Exercise: Collect every line below that contains the word "احلال".

[Begin]

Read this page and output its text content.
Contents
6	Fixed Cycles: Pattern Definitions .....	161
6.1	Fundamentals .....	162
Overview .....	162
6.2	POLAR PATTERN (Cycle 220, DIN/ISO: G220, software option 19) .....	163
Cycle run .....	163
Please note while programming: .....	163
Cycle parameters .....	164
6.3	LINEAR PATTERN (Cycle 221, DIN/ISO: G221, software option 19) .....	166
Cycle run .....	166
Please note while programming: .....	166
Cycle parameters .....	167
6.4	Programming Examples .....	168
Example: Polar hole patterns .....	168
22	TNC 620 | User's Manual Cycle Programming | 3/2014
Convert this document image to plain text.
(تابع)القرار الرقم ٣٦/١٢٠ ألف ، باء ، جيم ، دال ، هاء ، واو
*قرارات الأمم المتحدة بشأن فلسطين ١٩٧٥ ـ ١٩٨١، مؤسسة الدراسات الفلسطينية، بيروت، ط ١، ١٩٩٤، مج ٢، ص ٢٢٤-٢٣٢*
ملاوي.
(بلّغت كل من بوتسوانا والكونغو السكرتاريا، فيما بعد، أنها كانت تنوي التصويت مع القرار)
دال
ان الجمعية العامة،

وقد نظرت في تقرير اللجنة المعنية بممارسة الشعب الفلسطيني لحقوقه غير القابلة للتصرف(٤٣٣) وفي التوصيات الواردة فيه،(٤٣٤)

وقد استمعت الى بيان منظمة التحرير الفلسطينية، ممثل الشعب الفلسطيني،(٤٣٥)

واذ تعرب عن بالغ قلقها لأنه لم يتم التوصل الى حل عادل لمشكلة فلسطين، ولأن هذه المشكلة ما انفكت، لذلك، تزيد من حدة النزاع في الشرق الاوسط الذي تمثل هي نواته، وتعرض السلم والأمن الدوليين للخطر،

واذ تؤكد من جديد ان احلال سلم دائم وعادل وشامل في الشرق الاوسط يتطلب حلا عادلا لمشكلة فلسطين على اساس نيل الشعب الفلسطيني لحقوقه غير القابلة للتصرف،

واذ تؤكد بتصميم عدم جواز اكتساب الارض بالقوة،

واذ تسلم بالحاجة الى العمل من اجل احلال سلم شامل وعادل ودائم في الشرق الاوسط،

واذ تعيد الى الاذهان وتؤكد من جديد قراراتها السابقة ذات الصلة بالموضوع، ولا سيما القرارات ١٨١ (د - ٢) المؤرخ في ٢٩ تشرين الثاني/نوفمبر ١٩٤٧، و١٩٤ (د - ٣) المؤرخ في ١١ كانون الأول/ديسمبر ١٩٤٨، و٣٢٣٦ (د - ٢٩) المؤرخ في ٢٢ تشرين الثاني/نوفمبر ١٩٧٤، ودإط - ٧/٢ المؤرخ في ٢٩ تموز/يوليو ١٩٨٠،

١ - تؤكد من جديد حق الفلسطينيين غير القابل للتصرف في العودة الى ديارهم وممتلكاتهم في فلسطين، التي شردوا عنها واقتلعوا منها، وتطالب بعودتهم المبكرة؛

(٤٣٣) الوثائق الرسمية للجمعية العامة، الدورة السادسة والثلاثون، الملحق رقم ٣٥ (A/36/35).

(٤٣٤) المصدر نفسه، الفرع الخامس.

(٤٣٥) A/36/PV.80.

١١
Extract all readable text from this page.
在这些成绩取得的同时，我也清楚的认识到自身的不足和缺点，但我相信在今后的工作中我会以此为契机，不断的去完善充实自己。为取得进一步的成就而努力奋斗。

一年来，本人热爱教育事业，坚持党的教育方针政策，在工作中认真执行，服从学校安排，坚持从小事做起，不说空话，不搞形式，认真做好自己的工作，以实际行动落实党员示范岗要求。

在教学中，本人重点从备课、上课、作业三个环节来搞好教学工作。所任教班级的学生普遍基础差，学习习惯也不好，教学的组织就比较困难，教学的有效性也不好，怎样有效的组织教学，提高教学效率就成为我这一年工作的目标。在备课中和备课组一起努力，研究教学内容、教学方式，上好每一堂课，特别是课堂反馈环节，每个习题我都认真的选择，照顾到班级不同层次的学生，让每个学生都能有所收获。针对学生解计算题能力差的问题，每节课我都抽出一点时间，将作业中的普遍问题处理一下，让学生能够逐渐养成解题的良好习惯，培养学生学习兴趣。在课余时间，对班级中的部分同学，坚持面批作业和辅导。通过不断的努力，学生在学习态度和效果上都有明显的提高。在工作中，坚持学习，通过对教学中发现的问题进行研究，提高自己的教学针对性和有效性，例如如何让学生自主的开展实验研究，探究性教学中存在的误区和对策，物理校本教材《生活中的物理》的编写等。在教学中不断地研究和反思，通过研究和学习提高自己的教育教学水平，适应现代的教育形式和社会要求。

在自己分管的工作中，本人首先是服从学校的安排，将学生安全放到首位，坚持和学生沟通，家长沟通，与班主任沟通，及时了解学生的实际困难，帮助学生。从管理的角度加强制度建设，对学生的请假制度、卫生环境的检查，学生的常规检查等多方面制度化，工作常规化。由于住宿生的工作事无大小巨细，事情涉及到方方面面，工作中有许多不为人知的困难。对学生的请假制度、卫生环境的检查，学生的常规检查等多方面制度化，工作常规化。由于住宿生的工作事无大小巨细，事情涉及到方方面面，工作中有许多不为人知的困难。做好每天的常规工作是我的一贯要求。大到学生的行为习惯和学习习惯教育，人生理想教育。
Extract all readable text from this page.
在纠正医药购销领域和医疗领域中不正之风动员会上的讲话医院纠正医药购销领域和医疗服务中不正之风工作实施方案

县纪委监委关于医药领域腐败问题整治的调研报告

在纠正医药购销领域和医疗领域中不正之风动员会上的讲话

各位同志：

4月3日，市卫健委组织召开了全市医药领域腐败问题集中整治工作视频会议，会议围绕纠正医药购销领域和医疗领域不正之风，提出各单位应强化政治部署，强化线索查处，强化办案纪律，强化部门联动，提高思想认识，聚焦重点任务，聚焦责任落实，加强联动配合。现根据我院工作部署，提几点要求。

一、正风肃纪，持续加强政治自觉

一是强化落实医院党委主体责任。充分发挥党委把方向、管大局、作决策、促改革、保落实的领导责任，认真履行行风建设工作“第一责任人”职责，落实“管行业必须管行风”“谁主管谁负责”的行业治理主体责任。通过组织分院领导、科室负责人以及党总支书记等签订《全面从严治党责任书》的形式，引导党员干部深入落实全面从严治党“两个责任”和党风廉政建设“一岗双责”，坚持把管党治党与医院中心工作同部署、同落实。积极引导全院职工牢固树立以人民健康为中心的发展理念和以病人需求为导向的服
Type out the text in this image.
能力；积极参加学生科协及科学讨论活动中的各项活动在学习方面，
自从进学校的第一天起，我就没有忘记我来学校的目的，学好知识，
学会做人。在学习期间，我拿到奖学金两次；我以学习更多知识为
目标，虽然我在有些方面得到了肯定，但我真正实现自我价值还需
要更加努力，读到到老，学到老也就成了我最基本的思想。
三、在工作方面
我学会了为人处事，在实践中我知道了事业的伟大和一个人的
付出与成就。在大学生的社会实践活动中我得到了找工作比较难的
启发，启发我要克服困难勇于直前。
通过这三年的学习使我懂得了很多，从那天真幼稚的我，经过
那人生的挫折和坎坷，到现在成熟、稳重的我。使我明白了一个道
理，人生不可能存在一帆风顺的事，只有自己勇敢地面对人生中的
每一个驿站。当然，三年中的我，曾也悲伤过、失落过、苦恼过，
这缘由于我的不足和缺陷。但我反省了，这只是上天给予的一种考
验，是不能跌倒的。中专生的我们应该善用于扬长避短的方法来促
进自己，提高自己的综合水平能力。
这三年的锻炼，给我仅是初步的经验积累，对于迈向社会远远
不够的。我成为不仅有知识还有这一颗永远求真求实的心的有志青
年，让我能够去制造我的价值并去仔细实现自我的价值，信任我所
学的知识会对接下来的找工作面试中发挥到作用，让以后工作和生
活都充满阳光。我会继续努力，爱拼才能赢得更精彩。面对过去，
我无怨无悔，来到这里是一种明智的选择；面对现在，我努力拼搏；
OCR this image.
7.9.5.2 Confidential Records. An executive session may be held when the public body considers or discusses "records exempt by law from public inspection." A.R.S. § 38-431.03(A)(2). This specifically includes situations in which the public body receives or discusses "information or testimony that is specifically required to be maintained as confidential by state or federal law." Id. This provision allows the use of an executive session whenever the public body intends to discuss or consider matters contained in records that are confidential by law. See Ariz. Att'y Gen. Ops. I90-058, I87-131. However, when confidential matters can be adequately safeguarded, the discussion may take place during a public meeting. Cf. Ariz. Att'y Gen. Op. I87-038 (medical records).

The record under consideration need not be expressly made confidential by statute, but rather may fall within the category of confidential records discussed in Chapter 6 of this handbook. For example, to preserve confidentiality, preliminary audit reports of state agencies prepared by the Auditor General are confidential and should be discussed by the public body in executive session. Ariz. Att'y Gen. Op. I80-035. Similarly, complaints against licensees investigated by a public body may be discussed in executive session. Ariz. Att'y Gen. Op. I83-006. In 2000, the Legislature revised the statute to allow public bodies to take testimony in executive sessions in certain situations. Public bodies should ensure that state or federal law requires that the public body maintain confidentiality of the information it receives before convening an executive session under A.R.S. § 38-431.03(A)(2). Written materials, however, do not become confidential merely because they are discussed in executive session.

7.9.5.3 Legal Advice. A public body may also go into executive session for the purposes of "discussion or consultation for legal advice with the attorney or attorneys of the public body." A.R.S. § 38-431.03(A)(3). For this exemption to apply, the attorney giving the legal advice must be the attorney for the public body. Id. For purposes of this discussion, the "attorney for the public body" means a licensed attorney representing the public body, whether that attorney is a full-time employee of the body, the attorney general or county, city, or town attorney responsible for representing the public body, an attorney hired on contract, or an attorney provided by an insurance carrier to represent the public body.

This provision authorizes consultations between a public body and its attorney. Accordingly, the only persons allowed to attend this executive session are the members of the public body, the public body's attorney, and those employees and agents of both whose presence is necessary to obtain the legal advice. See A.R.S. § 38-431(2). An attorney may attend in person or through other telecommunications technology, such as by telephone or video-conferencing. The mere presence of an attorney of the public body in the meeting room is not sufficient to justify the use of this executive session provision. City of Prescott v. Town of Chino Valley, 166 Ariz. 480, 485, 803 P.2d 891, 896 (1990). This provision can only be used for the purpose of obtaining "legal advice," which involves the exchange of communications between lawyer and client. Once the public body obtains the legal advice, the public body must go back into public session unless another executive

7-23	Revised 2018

[End]

Solution:
واذ تؤكد من جديد ان احلال سلم دائم وعادل وشامل في الشرق الاوسط يتطلب حلا عادلا لمشكلة فلسطين على اساس نيل الشعب الفلسطيني لحقوقه غير القابلة للتصرف،
واذ تسلم بالحاجة الى العمل من اجل احلال سلم شامل وعادل ودائم في الشرق الاوسط،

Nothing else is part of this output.